- INSTRUCTION 1 -
Reproduce the passage of the article on Landed's funding round from "The company, co-founded" up to and including "of downpayment assistance.".

San Francisco-based Landed, which offers a shared-equity program to help teachers, first responders and health care workers buy their own homes, said Wednesday that it raised $31 million as it seeks to help more essential workers across the country.

The Series B was led by Learn Capital and Navitas Capital, with participation from new investors First American and MassMutual Ventures. Previous backers also invested in the round, including OMERS Ventures, Initialized Capital and Ulu Ventures.

The company, co-founded by Jonathan Asmis and Alex Lofton, wants to go national with its downpayment assistance program that allows qualified professionals to put down just 5% of a home’s purchase price. Landed covers up to 15% of the purchase price, putting in up to $120,000 in a property purchase.

“This investment will allow Landed to scale its products across the U.S., ensuring we reach every essential professional who wants to build their financial security while serving their communities,” said Asmis, who is CEO. 

Lofton, who is head of Landed’s culture and brand, told me that scaling the company will require big investments in technology, data and staff to extend its flagship product of downpayment assistance.

- RECORD EXTRACTS -
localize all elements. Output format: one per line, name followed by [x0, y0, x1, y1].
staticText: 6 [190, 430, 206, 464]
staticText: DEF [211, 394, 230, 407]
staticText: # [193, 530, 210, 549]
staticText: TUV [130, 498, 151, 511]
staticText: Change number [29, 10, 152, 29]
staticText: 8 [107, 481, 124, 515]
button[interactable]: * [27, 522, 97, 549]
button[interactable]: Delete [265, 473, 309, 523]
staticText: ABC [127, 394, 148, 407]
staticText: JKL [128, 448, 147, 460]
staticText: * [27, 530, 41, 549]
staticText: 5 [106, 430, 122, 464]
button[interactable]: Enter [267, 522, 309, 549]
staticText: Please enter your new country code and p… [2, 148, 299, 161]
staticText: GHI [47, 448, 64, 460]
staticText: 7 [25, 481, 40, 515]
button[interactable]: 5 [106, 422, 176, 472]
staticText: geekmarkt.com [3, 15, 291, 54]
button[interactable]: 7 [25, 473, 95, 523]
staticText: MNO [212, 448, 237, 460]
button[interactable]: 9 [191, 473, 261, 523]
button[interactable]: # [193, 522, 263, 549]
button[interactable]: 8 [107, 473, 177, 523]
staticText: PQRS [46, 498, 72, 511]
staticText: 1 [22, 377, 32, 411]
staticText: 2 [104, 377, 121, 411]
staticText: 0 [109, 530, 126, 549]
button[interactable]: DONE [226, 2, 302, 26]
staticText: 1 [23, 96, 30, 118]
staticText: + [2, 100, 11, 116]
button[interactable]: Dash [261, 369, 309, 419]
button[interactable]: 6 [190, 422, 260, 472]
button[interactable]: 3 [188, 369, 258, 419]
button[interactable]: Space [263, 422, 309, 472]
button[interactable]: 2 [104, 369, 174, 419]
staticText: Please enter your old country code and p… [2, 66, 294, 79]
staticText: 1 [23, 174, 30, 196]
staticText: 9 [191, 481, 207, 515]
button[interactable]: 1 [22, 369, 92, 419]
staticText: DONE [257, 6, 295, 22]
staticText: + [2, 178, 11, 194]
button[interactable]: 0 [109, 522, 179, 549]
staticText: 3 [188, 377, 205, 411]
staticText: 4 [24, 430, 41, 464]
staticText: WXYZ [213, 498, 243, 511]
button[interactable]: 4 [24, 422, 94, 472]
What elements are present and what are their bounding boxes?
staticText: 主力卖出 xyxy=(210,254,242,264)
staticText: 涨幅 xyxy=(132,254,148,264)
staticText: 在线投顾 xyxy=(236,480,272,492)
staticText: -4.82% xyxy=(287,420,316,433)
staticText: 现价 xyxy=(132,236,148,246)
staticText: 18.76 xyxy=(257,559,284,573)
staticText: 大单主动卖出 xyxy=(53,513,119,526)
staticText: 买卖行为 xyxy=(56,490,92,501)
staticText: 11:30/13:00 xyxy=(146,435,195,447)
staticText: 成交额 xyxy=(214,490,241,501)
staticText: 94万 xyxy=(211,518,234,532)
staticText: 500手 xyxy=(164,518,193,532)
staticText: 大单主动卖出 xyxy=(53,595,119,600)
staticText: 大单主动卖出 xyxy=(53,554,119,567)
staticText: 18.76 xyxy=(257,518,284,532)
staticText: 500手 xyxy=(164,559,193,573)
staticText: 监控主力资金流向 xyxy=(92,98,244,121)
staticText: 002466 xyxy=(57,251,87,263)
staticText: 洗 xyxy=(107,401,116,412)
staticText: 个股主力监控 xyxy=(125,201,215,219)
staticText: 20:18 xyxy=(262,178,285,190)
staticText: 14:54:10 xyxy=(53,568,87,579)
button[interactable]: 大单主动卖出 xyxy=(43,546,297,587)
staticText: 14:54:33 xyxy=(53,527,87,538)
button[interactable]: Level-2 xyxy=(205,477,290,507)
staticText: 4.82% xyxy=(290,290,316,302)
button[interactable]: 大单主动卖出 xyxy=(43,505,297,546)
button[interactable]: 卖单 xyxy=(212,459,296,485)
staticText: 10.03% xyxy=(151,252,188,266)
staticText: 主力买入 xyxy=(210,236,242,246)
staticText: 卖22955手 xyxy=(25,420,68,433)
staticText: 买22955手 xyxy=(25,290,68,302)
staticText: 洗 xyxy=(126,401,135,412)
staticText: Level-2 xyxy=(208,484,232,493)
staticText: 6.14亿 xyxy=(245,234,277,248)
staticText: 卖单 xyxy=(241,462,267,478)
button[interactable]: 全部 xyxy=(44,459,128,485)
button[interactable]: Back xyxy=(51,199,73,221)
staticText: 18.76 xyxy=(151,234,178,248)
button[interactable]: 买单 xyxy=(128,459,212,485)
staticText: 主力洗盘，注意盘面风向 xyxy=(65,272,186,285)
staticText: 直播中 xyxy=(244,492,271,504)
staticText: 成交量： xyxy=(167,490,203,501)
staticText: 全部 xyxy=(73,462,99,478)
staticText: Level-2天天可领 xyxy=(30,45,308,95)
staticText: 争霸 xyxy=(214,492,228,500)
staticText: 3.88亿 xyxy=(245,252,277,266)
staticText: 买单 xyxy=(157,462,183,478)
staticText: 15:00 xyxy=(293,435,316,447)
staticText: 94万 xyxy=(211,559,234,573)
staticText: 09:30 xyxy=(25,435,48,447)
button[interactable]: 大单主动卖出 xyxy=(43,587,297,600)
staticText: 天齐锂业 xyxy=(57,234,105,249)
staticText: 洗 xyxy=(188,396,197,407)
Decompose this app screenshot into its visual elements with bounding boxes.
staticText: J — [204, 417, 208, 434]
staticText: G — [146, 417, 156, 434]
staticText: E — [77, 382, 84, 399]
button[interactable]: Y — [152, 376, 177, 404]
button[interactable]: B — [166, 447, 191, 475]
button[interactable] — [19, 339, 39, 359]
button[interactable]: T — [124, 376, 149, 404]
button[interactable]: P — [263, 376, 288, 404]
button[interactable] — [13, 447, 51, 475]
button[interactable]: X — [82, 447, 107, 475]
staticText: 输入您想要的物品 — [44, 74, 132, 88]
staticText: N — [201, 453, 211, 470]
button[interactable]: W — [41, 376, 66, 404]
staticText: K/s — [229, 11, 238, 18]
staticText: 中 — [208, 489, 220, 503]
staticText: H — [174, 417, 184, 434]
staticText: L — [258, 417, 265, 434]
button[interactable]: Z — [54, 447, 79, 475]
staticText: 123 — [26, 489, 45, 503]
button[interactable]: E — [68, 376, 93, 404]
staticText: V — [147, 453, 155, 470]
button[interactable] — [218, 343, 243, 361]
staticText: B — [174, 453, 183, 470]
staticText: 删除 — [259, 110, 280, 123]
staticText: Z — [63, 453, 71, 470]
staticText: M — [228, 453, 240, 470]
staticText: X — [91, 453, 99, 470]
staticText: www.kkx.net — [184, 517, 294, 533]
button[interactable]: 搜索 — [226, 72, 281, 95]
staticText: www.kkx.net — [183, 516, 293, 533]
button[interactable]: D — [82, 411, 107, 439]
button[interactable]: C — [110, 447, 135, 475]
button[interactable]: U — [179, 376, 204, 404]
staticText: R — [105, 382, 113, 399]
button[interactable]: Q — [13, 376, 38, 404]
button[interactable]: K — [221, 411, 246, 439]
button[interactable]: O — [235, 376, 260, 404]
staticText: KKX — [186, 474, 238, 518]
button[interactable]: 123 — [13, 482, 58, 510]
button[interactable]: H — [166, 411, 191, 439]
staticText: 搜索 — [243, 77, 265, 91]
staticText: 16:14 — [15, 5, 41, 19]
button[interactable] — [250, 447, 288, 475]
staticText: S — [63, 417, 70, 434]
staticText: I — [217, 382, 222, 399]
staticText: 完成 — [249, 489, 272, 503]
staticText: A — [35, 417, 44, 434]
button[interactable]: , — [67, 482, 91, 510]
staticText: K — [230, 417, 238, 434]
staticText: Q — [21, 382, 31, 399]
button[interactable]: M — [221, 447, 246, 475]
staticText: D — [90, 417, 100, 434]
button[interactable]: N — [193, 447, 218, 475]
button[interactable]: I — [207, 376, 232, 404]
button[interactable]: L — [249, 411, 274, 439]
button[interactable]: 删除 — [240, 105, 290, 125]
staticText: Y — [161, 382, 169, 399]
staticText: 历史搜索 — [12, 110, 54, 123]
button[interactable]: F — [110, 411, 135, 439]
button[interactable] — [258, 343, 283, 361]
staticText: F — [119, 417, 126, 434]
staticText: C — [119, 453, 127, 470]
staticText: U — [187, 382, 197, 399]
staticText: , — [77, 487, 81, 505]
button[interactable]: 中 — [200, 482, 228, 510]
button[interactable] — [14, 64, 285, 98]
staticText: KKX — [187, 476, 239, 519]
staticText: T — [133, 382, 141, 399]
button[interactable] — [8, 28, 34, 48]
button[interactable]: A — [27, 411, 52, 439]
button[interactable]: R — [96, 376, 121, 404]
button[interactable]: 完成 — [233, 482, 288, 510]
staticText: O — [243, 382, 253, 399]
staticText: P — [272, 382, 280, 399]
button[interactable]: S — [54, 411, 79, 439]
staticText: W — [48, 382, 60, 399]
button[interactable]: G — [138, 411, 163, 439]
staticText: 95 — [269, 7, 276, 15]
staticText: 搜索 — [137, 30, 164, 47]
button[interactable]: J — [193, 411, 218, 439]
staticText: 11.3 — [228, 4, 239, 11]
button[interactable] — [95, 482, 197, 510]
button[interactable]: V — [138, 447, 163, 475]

- INSTRUCTION 2 -
Transcribe the records from their first line up to and including the line with "staticText: 1 [23, 174, 30, 196]".

- TASK OUTPUT 1 -
The company, co-founded by Jonathan Asmis and Alex Lofton, wants to go national with its downpayment assistance program that allows qualified professionals to put down just 5% of a home’s purchase price. Landed covers up to 15% of the purchase price, putting in up to $120,000 in a property purchase.

“This investment will allow Landed to scale its products across the U.S., ensuring we reach every essential professional who wants to build their financial security while serving their communities,” said Asmis, who is CEO. 

Lofton, who is head of Landed’s culture and brand, told me that scaling the company will require big investments in technology, data and staff to extend its flagship product of downpayment assistance.

- TASK OUTPUT 2 -
localize all elements. Output format: one per line, name followed by [x0, y0, x1, y1].
staticText: 6 [190, 430, 206, 464]
staticText: DEF [211, 394, 230, 407]
staticText: # [193, 530, 210, 549]
staticText: TUV [130, 498, 151, 511]
staticText: Change number [29, 10, 152, 29]
staticText: 8 [107, 481, 124, 515]
button[interactable]: * [27, 522, 97, 549]
button[interactable]: Delete [265, 473, 309, 523]
staticText: ABC [127, 394, 148, 407]
staticText: JKL [128, 448, 147, 460]
staticText: * [27, 530, 41, 549]
staticText: 5 [106, 430, 122, 464]
button[interactable]: Enter [267, 522, 309, 549]
staticText: Please enter your new country code and p… [2, 148, 299, 161]
staticText: GHI [47, 448, 64, 460]
staticText: 7 [25, 481, 40, 515]
button[interactable]: 5 [106, 422, 176, 472]
staticText: geekmarkt.com [3, 15, 291, 54]
button[interactable]: 7 [25, 473, 95, 523]
staticText: MNO [212, 448, 237, 460]
button[interactable]: 9 [191, 473, 261, 523]
button[interactable]: # [193, 522, 263, 549]
button[interactable]: 8 [107, 473, 177, 523]
staticText: PQRS [46, 498, 72, 511]
staticText: 1 [22, 377, 32, 411]
staticText: 2 [104, 377, 121, 411]
staticText: 0 [109, 530, 126, 549]
button[interactable]: DONE [226, 2, 302, 26]
staticText: 1 [23, 96, 30, 118]
staticText: + [2, 100, 11, 116]
button[interactable]: Dash [261, 369, 309, 419]
button[interactable]: 6 [190, 422, 260, 472]
button[interactable]: 3 [188, 369, 258, 419]
button[interactable]: Space [263, 422, 309, 472]
button[interactable]: 2 [104, 369, 174, 419]
staticText: Please enter your old country code and p… [2, 66, 294, 79]
staticText: 1 [23, 174, 30, 196]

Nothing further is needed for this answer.